=== Work to complete ===
An exact restatement of the entire listing is needed, excluding all images.

=== Available records ===
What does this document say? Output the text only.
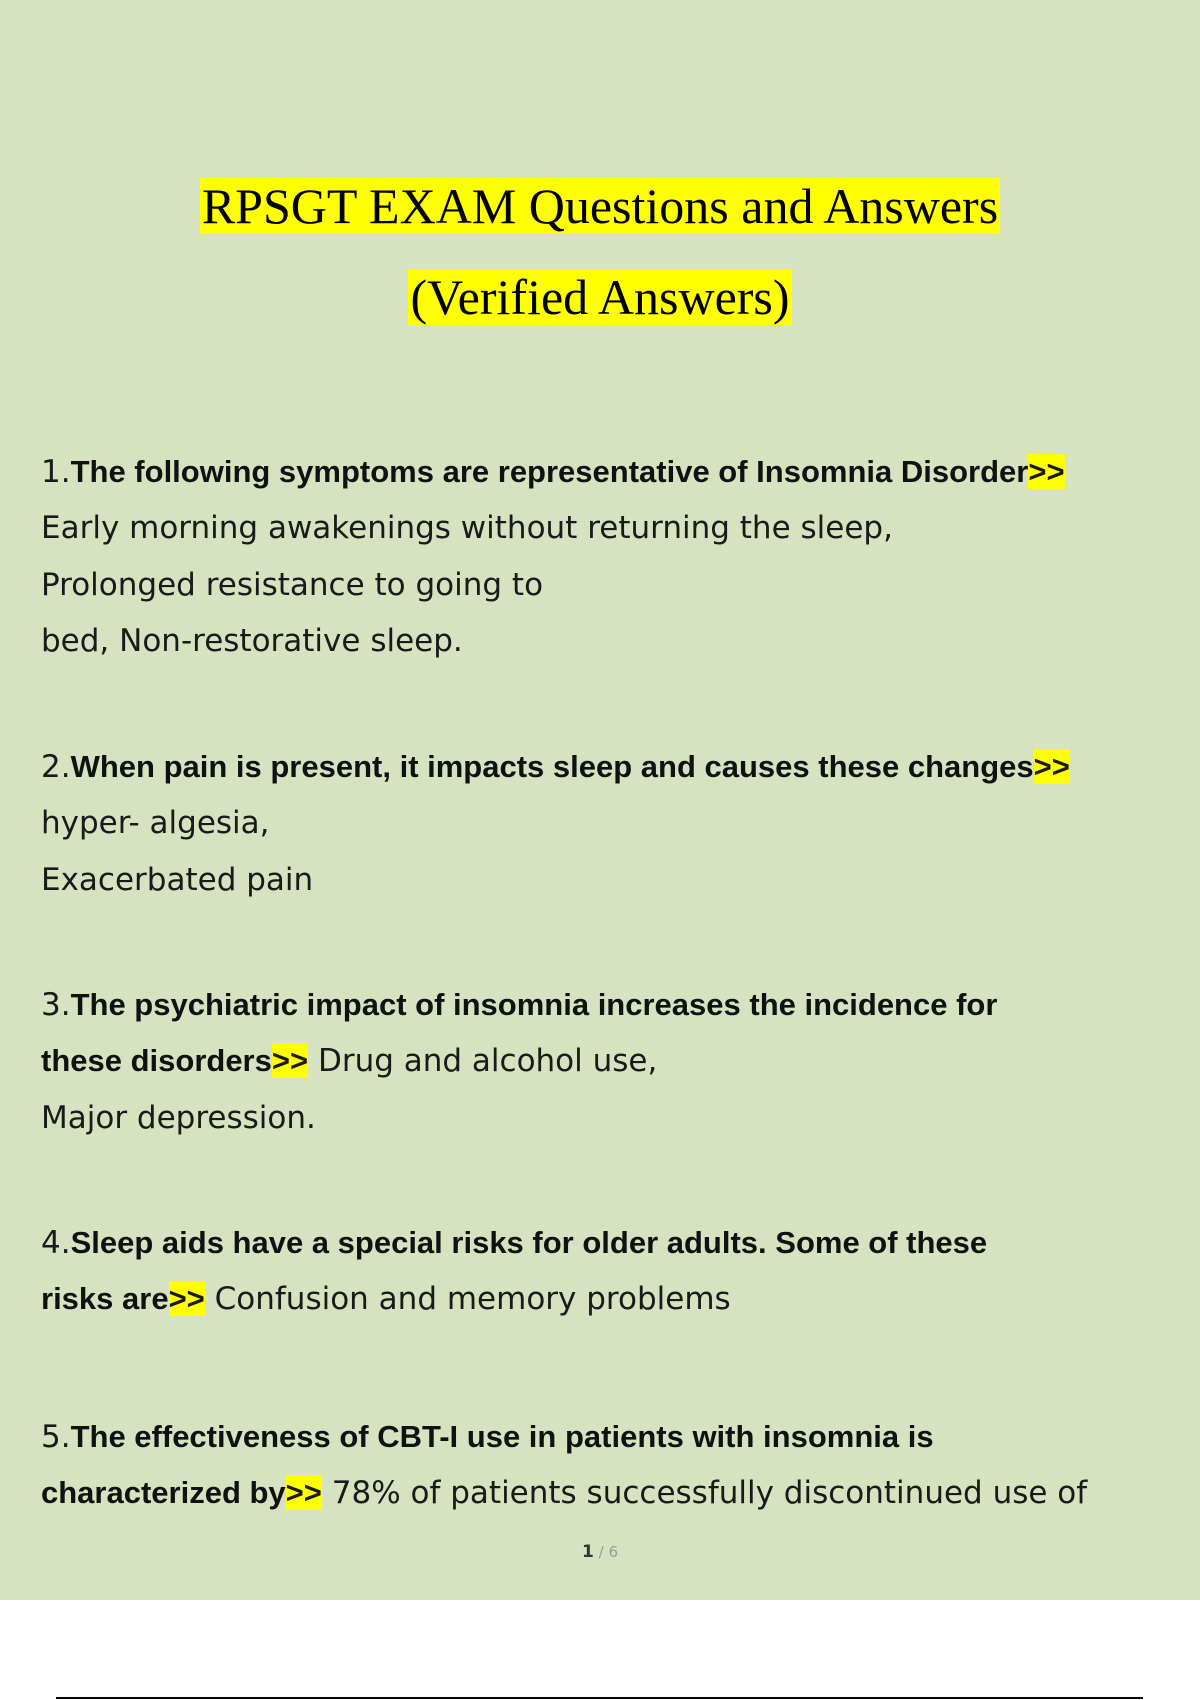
RPSGT EXAM Questions and Answers
(Verified Answers)
1.The following symptoms are representative of Insomnia Disorder>>
Early morning awakenings without returning the sleep,
Prolonged resistance to going to
bed, Non-restorative sleep.
2.When pain is present, it impacts sleep and causes these changes>>
hyper- algesia,
Exacerbated pain
3.The psychiatric impact of insomnia increases the incidence for
these disorders>> Drug and alcohol use,
Major depression.
4.Sleep aids have a special risks for older adults. Some of these
risks are>> Confusion and memory problems
5.The effectiveness of CBT-I use in patients with insomnia is
characterized by>> 78% of patients successfully discontinued use of
1 / 6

=== The answer ===
What does this document say? Output the text only.
RPSGT EXAM Questions and Answers
(Verified Answers)
1.The following symptoms are representative of Insomnia Disorder>>
Early morning awakenings without returning the sleep,
Prolonged resistance to going to
bed, Non-restorative sleep.
2.When pain is present, it impacts sleep and causes these changes>>
hyper- algesia,
Exacerbated pain
3.The psychiatric impact of insomnia increases the incidence for
these disorders>> Drug and alcohol use,
Major depression.
4.Sleep aids have a special risks for older adults. Some of these
risks are>> Confusion and memory problems
5.The effectiveness of CBT-I use in patients with insomnia is
characterized by>> 78% of patients successfully discontinued use of
1 / 6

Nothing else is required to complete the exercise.